Exercise objective:
Copy all of the material word for word, except for the pictures.

Dataset records:
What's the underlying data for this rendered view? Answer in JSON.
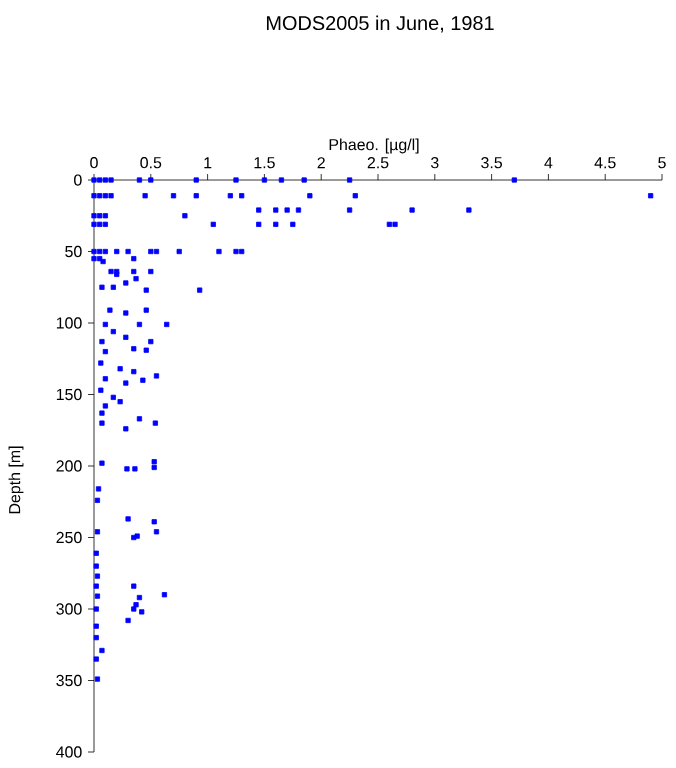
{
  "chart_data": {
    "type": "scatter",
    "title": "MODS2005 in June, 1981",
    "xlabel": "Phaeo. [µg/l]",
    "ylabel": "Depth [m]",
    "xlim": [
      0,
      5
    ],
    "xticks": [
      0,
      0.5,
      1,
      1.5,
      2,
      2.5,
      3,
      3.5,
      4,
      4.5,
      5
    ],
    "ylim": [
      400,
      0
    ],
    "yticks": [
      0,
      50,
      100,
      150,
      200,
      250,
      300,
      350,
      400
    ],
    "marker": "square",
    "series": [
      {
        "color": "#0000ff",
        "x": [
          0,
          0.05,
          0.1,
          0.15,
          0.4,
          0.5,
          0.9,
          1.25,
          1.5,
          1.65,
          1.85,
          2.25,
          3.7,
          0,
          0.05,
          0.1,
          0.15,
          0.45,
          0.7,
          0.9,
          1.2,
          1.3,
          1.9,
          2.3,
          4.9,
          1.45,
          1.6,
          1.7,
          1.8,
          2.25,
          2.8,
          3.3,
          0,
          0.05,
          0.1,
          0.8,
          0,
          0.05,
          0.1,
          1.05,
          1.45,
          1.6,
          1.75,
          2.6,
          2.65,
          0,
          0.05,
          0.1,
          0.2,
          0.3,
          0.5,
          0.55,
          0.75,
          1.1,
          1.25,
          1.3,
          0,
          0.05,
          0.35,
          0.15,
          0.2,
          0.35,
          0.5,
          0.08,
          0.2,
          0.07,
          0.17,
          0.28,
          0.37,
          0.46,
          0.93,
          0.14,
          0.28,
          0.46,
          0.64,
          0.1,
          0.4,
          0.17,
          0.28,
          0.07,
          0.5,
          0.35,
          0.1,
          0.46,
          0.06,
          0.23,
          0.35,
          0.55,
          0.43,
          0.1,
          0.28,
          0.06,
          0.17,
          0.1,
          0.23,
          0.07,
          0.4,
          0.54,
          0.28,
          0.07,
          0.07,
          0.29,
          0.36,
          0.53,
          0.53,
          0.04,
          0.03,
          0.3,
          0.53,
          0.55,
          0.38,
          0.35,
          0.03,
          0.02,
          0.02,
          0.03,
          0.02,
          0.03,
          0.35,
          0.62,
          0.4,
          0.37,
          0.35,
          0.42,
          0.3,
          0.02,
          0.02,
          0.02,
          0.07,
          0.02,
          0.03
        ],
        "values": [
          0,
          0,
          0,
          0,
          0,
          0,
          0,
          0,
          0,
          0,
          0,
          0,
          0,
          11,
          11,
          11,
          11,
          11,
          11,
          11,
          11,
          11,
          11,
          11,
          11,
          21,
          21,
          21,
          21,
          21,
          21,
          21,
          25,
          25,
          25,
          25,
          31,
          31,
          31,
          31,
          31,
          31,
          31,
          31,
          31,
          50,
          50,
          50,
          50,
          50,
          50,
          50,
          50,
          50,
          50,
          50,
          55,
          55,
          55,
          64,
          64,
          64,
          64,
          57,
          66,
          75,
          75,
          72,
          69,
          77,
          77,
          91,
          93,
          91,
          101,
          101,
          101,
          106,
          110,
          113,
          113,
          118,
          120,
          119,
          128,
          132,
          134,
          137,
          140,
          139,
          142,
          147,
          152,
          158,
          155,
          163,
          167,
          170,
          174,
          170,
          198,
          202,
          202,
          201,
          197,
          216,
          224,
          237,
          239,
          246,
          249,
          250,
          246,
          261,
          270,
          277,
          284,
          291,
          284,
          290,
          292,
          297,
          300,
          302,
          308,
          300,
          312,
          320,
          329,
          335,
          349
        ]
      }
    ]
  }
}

Task solution:
What's the underlying data for this rendered view? Answer in JSON.
{
  "chart_data": {
    "type": "scatter",
    "title": "MODS2005 in June, 1981",
    "xlabel": "Phaeo. [µg/l]",
    "ylabel": "Depth [m]",
    "xlim": [
      0,
      5
    ],
    "xticks": [
      0,
      0.5,
      1,
      1.5,
      2,
      2.5,
      3,
      3.5,
      4,
      4.5,
      5
    ],
    "ylim": [
      400,
      0
    ],
    "yticks": [
      0,
      50,
      100,
      150,
      200,
      250,
      300,
      350,
      400
    ],
    "marker": "square",
    "series": [
      {
        "color": "#0000ff",
        "x": [
          0,
          0.05,
          0.1,
          0.15,
          0.4,
          0.5,
          0.9,
          1.25,
          1.5,
          1.65,
          1.85,
          2.25,
          3.7,
          0,
          0.05,
          0.1,
          0.15,
          0.45,
          0.7,
          0.9,
          1.2,
          1.3,
          1.9,
          2.3,
          4.9,
          1.45,
          1.6,
          1.7,
          1.8,
          2.25,
          2.8,
          3.3,
          0,
          0.05,
          0.1,
          0.8,
          0,
          0.05,
          0.1,
          1.05,
          1.45,
          1.6,
          1.75,
          2.6,
          2.65,
          0,
          0.05,
          0.1,
          0.2,
          0.3,
          0.5,
          0.55,
          0.75,
          1.1,
          1.25,
          1.3,
          0,
          0.05,
          0.35,
          0.15,
          0.2,
          0.35,
          0.5,
          0.08,
          0.2,
          0.07,
          0.17,
          0.28,
          0.37,
          0.46,
          0.93,
          0.14,
          0.28,
          0.46,
          0.64,
          0.1,
          0.4,
          0.17,
          0.28,
          0.07,
          0.5,
          0.35,
          0.1,
          0.46,
          0.06,
          0.23,
          0.35,
          0.55,
          0.43,
          0.1,
          0.28,
          0.06,
          0.17,
          0.1,
          0.23,
          0.07,
          0.4,
          0.54,
          0.28,
          0.07,
          0.07,
          0.29,
          0.36,
          0.53,
          0.53,
          0.04,
          0.03,
          0.3,
          0.53,
          0.55,
          0.38,
          0.35,
          0.03,
          0.02,
          0.02,
          0.03,
          0.02,
          0.03,
          0.35,
          0.62,
          0.4,
          0.37,
          0.35,
          0.42,
          0.3,
          0.02,
          0.02,
          0.02,
          0.07,
          0.02,
          0.03
        ],
        "values": [
          0,
          0,
          0,
          0,
          0,
          0,
          0,
          0,
          0,
          0,
          0,
          0,
          0,
          11,
          11,
          11,
          11,
          11,
          11,
          11,
          11,
          11,
          11,
          11,
          11,
          21,
          21,
          21,
          21,
          21,
          21,
          21,
          25,
          25,
          25,
          25,
          31,
          31,
          31,
          31,
          31,
          31,
          31,
          31,
          31,
          50,
          50,
          50,
          50,
          50,
          50,
          50,
          50,
          50,
          50,
          50,
          55,
          55,
          55,
          64,
          64,
          64,
          64,
          57,
          66,
          75,
          75,
          72,
          69,
          77,
          77,
          91,
          93,
          91,
          101,
          101,
          101,
          106,
          110,
          113,
          113,
          118,
          120,
          119,
          128,
          132,
          134,
          137,
          140,
          139,
          142,
          147,
          152,
          158,
          155,
          163,
          167,
          170,
          174,
          170,
          198,
          202,
          202,
          201,
          197,
          216,
          224,
          237,
          239,
          246,
          249,
          250,
          246,
          261,
          270,
          277,
          284,
          291,
          284,
          290,
          292,
          297,
          300,
          302,
          308,
          300,
          312,
          320,
          329,
          335,
          349
        ]
      }
    ]
  }
}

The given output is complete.